指示 →
**1.** ベトナム撮影日記の一部を、「近郊の日本人の墓がある村に向かう 。」を含む箇所から「小生も終戦直後、MPのジープに皆んなで ついて行ったことを思い出す 。」の後までもう一度書き、その中の「田んぼ」を「畑」に改めること。
**2.** ベトナム撮影日記の続きを、最後の文の後から書き継ぐこと。

掲載本文 →
********

575の会

名古屋にある575の会という俳句のグループ。
身辺のささやかな呟きなども。

「 ベトナム撮影日記 1996 」 から ⑶ 竹中敬一

2019年03月16日 | Weblog


ベトナム中部のダナンのホテル、 1 泊目の夕方の出来事です。

「 5階の小生のルームからエレベーターで1階 のフロントへ行こうと

したら、扉が開かない 。

その前から、エレベーターの中に" please Call 01・02 " と書いて

あったので気になっていたが 。

つまり、よく故障するらしい予感はあった 。

早速、エレベーター中の電話でこのことを告げる 。

" オー ! アイ ヘルプ ユー " という声は聞こえてくるが …… 。

いらいらしていると、やっと扉がゆっくり開く 。

目の前に初老の係員がニコニコしながら立っている 。

不思議にこちらも気持ちが和らぐ 。

小生が外のレストランで夕食を済ませて帰って来ると、今度はその初老

の係員が一緒にエレベーターに乗ってくれる 。

5階で案の定、また、開かない 。

ところが、係員がエレベーターの下の方にあるボタンを押すと開くのだ 。

初老の彼はまた、ニコニコしなだら" ここを押してもらえばよい "

という。始めに教えてもらいたかったなぁ 。」

今ではこんな人間味あるホテルもなくなっていると思いますが … 。


20年前のことながら、この国では悠然と時が流れているようで、

取材や撮影もなかなか思うようにはいきません 。

ホイアン撮影の2日目の日記 より

「 …… 午後2 時頃、予定通り コーディネーターのソンさんとホイアン

近郊の日本人の墓がある村に向かう 。

舗装もされていない狭い道を行くと、丁度 、学校が終わった頃らしく、

子供たちが多勢 寄ってくる 。

かなり風化しているものの、日本語で名前が刻まれた墓石を撮ろうと

するが、子供たちの人垣ができて、撮りにくい 。

次のお墓は田んぼの中 。ここにも、子供たちがついてくる 。

小生も終戦直後、MPのジープに皆んなで ついて行ったことを思い出す 。

お墓を撮っている時も子供たちが騒がしくって、何回も撮り直し 。

********

[保存済みの項目]
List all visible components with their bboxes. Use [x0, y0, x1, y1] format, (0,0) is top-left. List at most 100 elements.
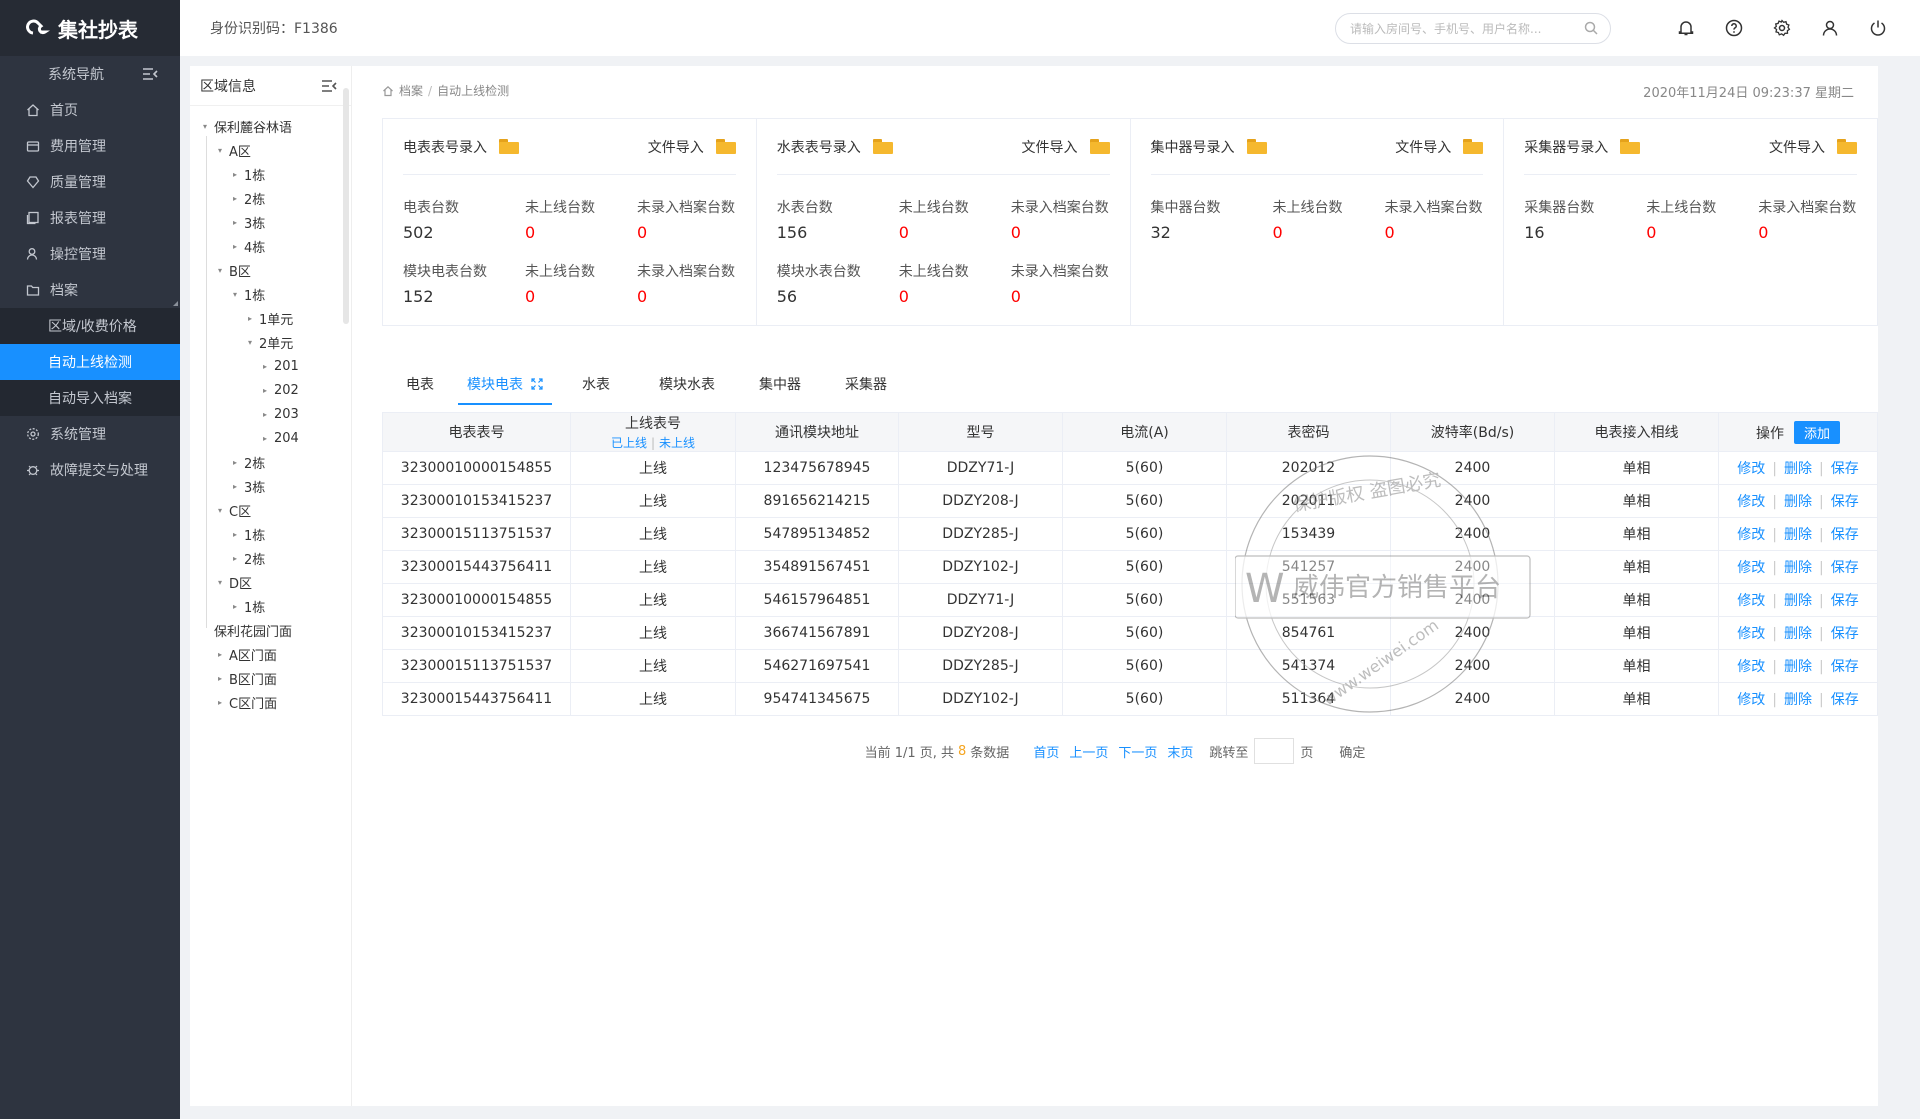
caret-down-icon[interactable]: ▾ [245, 338, 255, 347]
edit-link[interactable]: 修改 [1737, 626, 1765, 642]
caret-right-icon[interactable]: ▸ [230, 482, 240, 491]
edit-link[interactable]: 修改 [1737, 461, 1765, 477]
entry-button[interactable]: 电表表号录入 [403, 137, 519, 157]
search-icon[interactable] [1584, 21, 1598, 35]
save-link[interactable]: 保存 [1831, 626, 1859, 642]
delete-link[interactable]: 删除 [1784, 659, 1812, 675]
delete-link[interactable]: 删除 [1784, 692, 1812, 708]
sidebar-item-bug[interactable]: 故障提交与处理 [0, 452, 180, 488]
tree-node[interactable]: ▸ 2栋 [190, 186, 351, 210]
save-link[interactable]: 保存 [1831, 560, 1859, 576]
caret-down-icon[interactable]: ▾ [200, 122, 210, 131]
tree-node[interactable]: 保利花园门面 [190, 618, 351, 642]
caret-right-icon[interactable]: ▸ [230, 170, 240, 179]
sidebar-item-home[interactable]: 首页 [0, 92, 180, 128]
save-link[interactable]: 保存 [1831, 692, 1859, 708]
prev-page-link[interactable]: 上一页 [1069, 742, 1108, 761]
tree-node[interactable]: ▸ 3栋 [190, 474, 351, 498]
caret-right-icon[interactable]: ▸ [230, 194, 240, 203]
tab-item[interactable]: 集中器 [734, 368, 826, 405]
delete-link[interactable]: 删除 [1784, 626, 1812, 642]
caret-down-icon[interactable]: ▾ [215, 146, 225, 155]
breadcrumb-home[interactable]: 档案 [399, 82, 423, 99]
tree-node[interactable]: ▸ 202 [190, 378, 351, 402]
file-import-button[interactable]: 文件导入 [1022, 137, 1110, 157]
caret-right-icon[interactable]: ▸ [215, 650, 225, 659]
caret-right-icon[interactable]: ▸ [260, 410, 270, 419]
caret-down-icon[interactable]: ▾ [230, 290, 240, 299]
caret-down-icon[interactable]: ▾ [215, 578, 225, 587]
caret-right-icon[interactable]: ▸ [230, 458, 240, 467]
bell-icon[interactable] [1677, 19, 1695, 37]
tree-node[interactable]: ▾ 2单元 [190, 330, 351, 354]
tree-node[interactable]: ▸ A区门面 [190, 642, 351, 666]
last-page-link[interactable]: 末页 [1167, 742, 1193, 761]
save-link[interactable]: 保存 [1831, 659, 1859, 675]
power-icon[interactable] [1869, 19, 1887, 37]
caret-right-icon[interactable]: ▸ [215, 698, 225, 707]
sidebar-item-user-control[interactable]: 操控管理 [0, 236, 180, 272]
tree-node[interactable]: ▸ 3栋 [190, 210, 351, 234]
delete-link[interactable]: 删除 [1784, 494, 1812, 510]
sidebar-subitem[interactable]: 区域/收费价格 [0, 308, 180, 344]
caret-right-icon[interactable]: ▸ [230, 554, 240, 563]
add-button[interactable]: 添加 [1793, 420, 1840, 444]
file-import-button[interactable]: 文件导入 [648, 137, 736, 157]
tree-node[interactable]: ▸ 4栋 [190, 234, 351, 258]
delete-link[interactable]: 删除 [1784, 560, 1812, 576]
collapse-panel-icon[interactable] [321, 79, 337, 93]
caret-right-icon[interactable]: ▸ [260, 362, 270, 371]
tree-node[interactable]: ▾ 保利麓谷林语 [190, 114, 351, 138]
tree-node[interactable]: ▸ 203 [190, 402, 351, 426]
help-icon[interactable] [1725, 19, 1743, 37]
tree-node[interactable]: ▾ C区 [190, 498, 351, 522]
edit-link[interactable]: 修改 [1737, 527, 1765, 543]
delete-link[interactable]: 删除 [1784, 527, 1812, 543]
jump-page-input[interactable] [1254, 738, 1295, 764]
tree-node[interactable]: ▸ 1栋 [190, 162, 351, 186]
gear-icon[interactable] [1773, 19, 1791, 37]
user-icon[interactable] [1821, 19, 1839, 37]
tree-node[interactable]: ▸ 1栋 [190, 522, 351, 546]
edit-link[interactable]: 修改 [1737, 494, 1765, 510]
delete-link[interactable]: 删除 [1784, 593, 1812, 609]
caret-right-icon[interactable]: ▸ [230, 242, 240, 251]
tree-node[interactable]: ▾ A区 [190, 138, 351, 162]
tree-node[interactable]: ▸ 2栋 [190, 546, 351, 570]
edit-link[interactable]: 修改 [1737, 560, 1765, 576]
tab-item[interactable]: 模块电表 [458, 368, 552, 405]
filter-offline[interactable]: 未上线 [659, 436, 695, 450]
filter-online[interactable]: 已上线 [611, 436, 647, 450]
tree-node[interactable]: ▾ D区 [190, 570, 351, 594]
tree-node[interactable]: ▸ 1单元 [190, 306, 351, 330]
tree-node[interactable]: ▸ 1栋 [190, 594, 351, 618]
sidebar-item-quality[interactable]: 质量管理 [0, 164, 180, 200]
sidebar-item-wallet[interactable]: 费用管理 [0, 128, 180, 164]
file-import-button[interactable]: 文件导入 [1395, 137, 1484, 157]
caret-right-icon[interactable]: ▸ [215, 674, 225, 683]
entry-button[interactable]: 采集器号录入 [1524, 137, 1641, 157]
sidebar-item-folder[interactable]: 档案 [0, 272, 180, 308]
tree-scrollbar[interactable] [343, 88, 349, 324]
tree-node[interactable]: ▸ C区门面 [190, 690, 351, 714]
tab-item[interactable]: 采集器 [826, 368, 906, 405]
edit-link[interactable]: 修改 [1737, 593, 1765, 609]
caret-right-icon[interactable]: ▸ [245, 314, 255, 323]
delete-link[interactable]: 删除 [1784, 461, 1812, 477]
save-link[interactable]: 保存 [1831, 593, 1859, 609]
tree-node[interactable]: ▸ 2栋 [190, 450, 351, 474]
save-link[interactable]: 保存 [1831, 527, 1859, 543]
caret-right-icon[interactable]: ▸ [230, 530, 240, 539]
caret-down-icon[interactable]: ▾ [215, 266, 225, 275]
first-page-link[interactable]: 首页 [1033, 742, 1059, 761]
sidebar-subitem[interactable]: 自动上线检测 [0, 344, 180, 380]
jump-confirm-button[interactable]: 确定 [1339, 742, 1365, 761]
tab-item[interactable]: 模块水表 [640, 368, 734, 405]
sidebar-subitem[interactable]: 自动导入档案 [0, 380, 180, 416]
entry-button[interactable]: 水表表号录入 [777, 137, 893, 157]
tab-item[interactable]: 电表 [382, 368, 458, 405]
expand-icon[interactable] [531, 378, 543, 390]
caret-right-icon[interactable]: ▸ [230, 218, 240, 227]
tree-node[interactable]: ▸ 201 [190, 354, 351, 378]
tree-node[interactable]: ▾ B区 [190, 258, 351, 282]
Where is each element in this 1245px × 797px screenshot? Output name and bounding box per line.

********

想定される回答 →
**1.**
近郊の日本人の墓がある村に向かう 。

舗装もされていない狭い道を行くと、丁度 、学校が終わった頃らしく、

子供たちが多勢 寄ってくる 。

かなり風化しているものの、日本語で名前が刻まれた墓石を撮ろうと

するが、子供たちの人垣ができて、撮りにくい 。

次のお墓は畑の中 。ここにも、子供たちがついてくる 。

小生も終戦直後、MPのジープに皆んなで ついて行ったことを思い出す 。

**2.**
ソンさんもあきらめ顔 。

でも、やっと、30秒位なら使えそうな老婆のコメントを頂いた 。

「私たちは先祖からここのお墓は日本人のものだということを教えられて

きてますので、もちろん、よく知っています 。

今でも私たちは月の 1 日、15 日には、日本人のお墓に線香を手向けて

います。」


撮影中、子供たちではなく少女たちに囲まれた経験があります 。

ベトナムへ行く前の年だったと思いますが、別のテレビ番組の取材、

撮影でカンボジアのアンコールワットへ1人で行った時のことです。

遺跡を撮っていると、何処からともなく少女たちがやって来て、私の

方に向かって、ひざまずき一斉に拝む姿勢で手を合わせ始めました 。

その数 凡そ30人 。

コーディネーターに聞くと、なんと私が畏れ多くもカンボジアの

シアヌーク国王に似ているからとのこと 。

どうも、白人の外国観光客が多いアンコールワットで同じ肌の色を

した人物が当時、まだ珍しかったデジタルカメラで撮影しているのを見て、

親近感をいだき、私を日頃、尊敬するシアヌーク国王に見立てて遊んで

いるように感じました 。

そのうち、2人の少女がどこまでも私のあとを追って来て、三脚を持って

くれたりカメラ助手を務めてくれました 。

せめて、僅かながらチップをと思い渡そうとしますが、受け取りません 。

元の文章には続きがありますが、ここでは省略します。